▶ [Dataset records]
>>>>
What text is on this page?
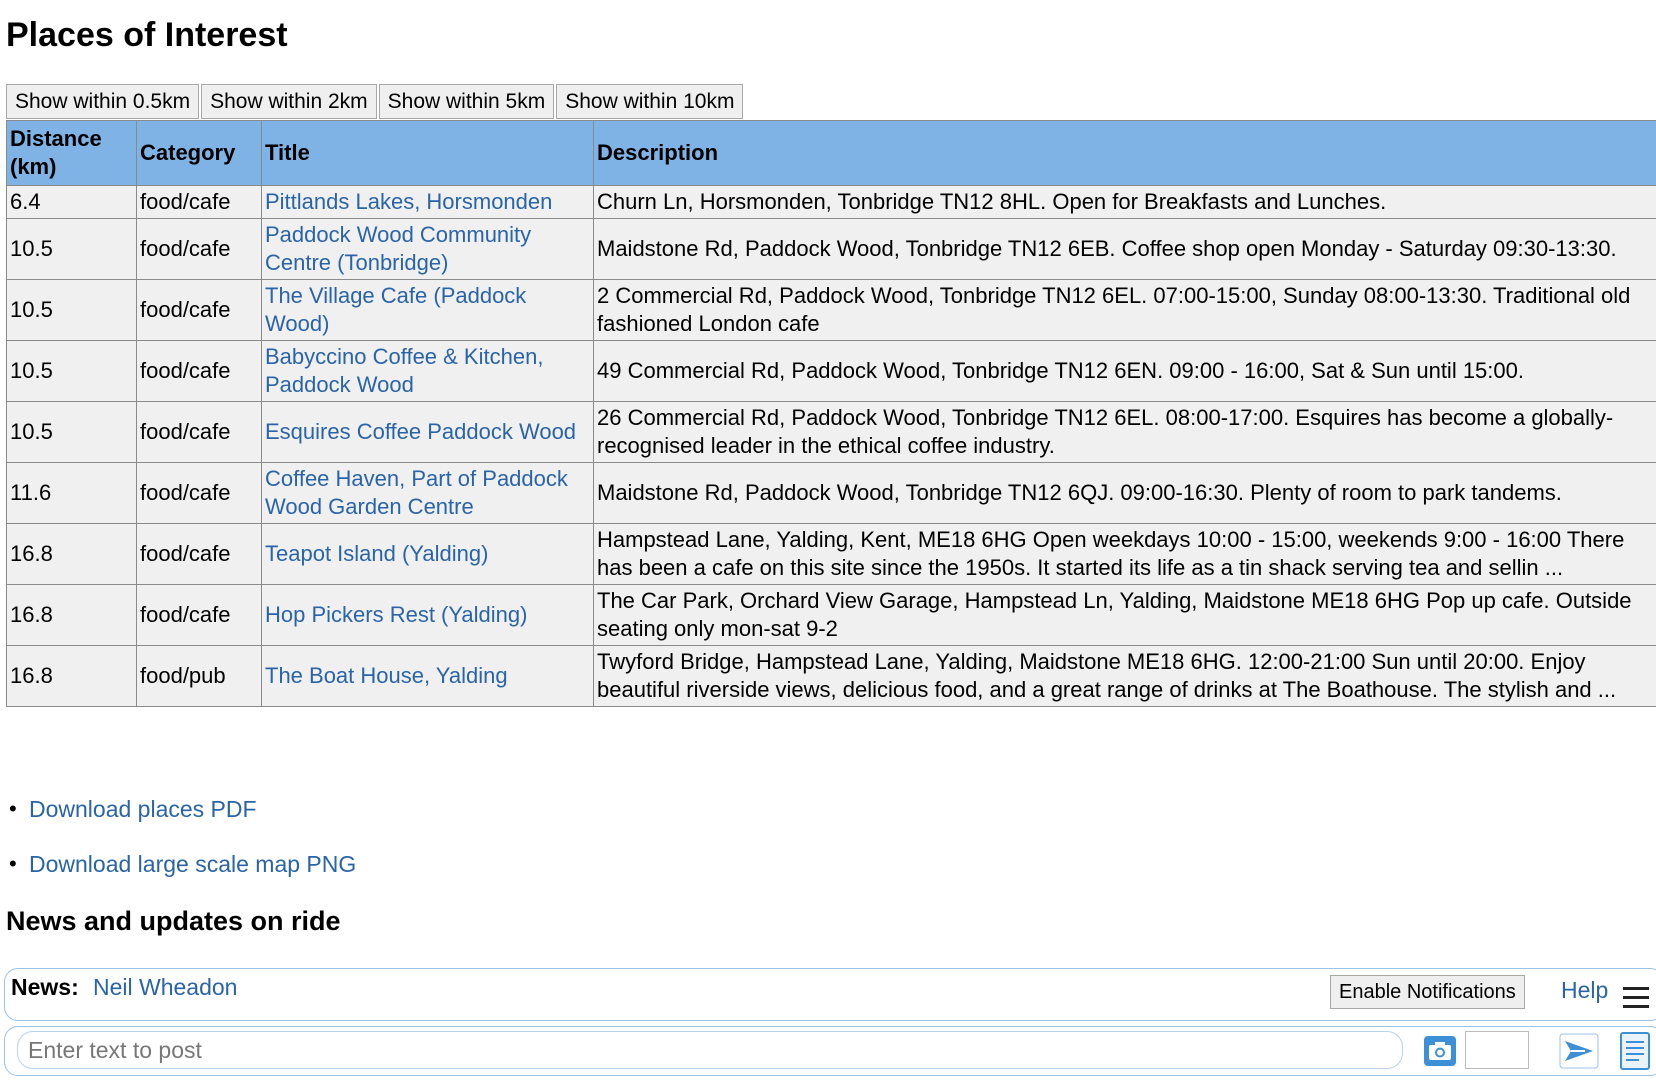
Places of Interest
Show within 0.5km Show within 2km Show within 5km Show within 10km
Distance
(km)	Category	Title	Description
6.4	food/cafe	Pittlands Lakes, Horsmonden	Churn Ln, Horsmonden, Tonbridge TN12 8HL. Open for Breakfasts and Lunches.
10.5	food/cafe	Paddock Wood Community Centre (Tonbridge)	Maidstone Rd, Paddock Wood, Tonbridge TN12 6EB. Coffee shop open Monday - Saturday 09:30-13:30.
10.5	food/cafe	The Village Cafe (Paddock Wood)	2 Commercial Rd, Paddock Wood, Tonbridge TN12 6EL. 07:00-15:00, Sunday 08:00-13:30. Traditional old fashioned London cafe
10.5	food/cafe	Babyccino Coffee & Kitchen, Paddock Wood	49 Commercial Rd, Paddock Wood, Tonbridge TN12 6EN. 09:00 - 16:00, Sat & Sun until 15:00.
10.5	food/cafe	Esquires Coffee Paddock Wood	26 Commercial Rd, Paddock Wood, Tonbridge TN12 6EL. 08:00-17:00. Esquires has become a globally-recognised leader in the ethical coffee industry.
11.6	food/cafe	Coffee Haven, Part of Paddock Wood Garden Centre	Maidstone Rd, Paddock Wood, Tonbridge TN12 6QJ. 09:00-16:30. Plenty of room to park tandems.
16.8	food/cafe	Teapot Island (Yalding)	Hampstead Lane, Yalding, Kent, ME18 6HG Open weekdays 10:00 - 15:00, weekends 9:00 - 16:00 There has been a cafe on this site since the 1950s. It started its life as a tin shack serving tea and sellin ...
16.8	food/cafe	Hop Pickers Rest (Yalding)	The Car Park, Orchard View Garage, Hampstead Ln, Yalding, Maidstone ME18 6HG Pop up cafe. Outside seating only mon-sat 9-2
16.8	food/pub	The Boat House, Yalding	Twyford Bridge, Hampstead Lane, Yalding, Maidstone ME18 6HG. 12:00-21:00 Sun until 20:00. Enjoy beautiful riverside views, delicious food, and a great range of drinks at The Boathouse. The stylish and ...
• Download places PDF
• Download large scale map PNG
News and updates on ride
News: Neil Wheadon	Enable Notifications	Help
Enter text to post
<<<<
>>>>
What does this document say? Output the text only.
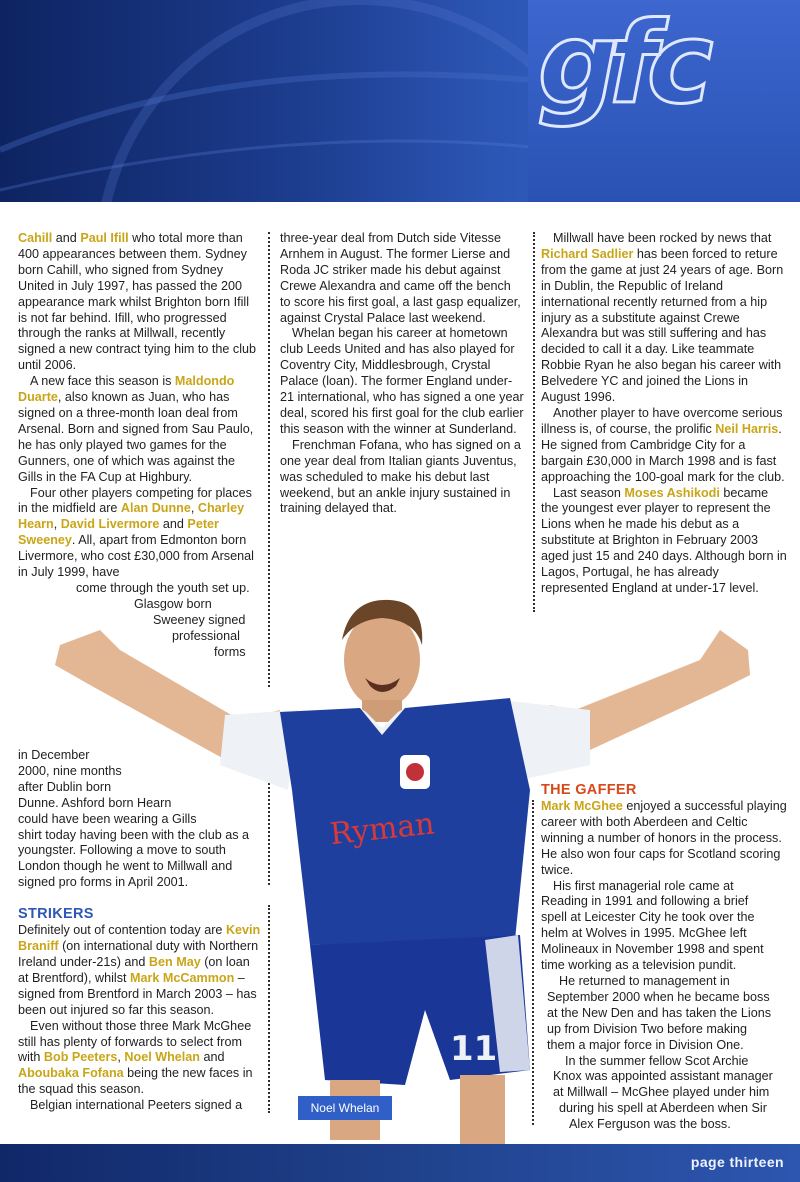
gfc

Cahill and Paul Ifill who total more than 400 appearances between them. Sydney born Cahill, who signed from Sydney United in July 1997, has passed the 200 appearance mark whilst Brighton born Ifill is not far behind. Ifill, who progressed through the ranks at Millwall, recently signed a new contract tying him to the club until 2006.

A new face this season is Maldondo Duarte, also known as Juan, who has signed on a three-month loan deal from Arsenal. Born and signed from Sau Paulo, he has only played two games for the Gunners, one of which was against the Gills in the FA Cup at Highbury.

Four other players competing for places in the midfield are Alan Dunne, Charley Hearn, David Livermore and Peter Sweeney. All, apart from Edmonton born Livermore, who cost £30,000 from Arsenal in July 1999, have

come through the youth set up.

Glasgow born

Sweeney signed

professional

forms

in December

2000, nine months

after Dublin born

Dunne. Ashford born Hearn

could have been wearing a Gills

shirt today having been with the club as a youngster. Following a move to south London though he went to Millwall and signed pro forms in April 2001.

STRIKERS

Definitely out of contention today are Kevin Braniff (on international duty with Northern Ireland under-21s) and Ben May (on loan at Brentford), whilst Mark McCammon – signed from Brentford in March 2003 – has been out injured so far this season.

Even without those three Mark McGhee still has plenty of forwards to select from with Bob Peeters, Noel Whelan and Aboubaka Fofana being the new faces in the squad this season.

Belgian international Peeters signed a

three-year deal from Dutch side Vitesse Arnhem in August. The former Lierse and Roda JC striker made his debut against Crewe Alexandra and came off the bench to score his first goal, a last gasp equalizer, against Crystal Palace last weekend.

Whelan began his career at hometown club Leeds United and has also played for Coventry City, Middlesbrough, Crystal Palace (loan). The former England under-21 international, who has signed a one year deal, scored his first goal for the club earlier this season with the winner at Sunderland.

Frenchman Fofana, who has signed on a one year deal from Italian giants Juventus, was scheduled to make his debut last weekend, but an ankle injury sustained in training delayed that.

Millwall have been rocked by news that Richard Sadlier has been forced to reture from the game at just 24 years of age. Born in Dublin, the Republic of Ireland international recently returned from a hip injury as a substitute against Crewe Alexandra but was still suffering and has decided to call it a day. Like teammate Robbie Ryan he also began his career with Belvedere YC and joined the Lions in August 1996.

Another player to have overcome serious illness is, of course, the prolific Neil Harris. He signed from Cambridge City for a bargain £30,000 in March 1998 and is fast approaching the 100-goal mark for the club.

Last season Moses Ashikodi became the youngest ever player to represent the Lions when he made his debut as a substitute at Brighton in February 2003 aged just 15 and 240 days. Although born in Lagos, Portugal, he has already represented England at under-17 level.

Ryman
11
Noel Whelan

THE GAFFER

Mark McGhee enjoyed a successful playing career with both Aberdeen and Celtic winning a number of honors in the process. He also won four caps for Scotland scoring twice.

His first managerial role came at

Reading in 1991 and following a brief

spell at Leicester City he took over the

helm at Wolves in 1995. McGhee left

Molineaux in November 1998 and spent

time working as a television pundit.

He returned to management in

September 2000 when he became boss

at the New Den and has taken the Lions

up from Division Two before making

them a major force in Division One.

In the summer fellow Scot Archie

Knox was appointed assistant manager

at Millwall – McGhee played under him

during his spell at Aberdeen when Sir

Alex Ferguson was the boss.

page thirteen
<<<<
▶ [What is required] From the records above, pick out and copy each line holding the word "against".

▶ [The completed task]
A new face this season is Maldondo Duarte, also known as Juan, who has signed on a three-month loan deal from Arsenal. Born and signed from Sau Paulo, he has only played two games for the Gunners, one of which was against the Gills in the FA Cup at Highbury.
three-year deal from Dutch side Vitesse Arnhem in August. The former Lierse and Roda JC striker made his debut against Crewe Alexandra and came off the bench to score his first goal, a last gasp equalizer, against Crystal Palace last weekend.
Millwall have been rocked by news that Richard Sadlier has been forced to reture from the game at just 24 years of age. Born in Dublin, the Republic of Ireland international recently returned from a hip injury as a substitute against Crewe Alexandra but was still suffering and has decided to call it a day. Like teammate Robbie Ryan he also began his career with Belvedere YC and joined the Lions in August 1996.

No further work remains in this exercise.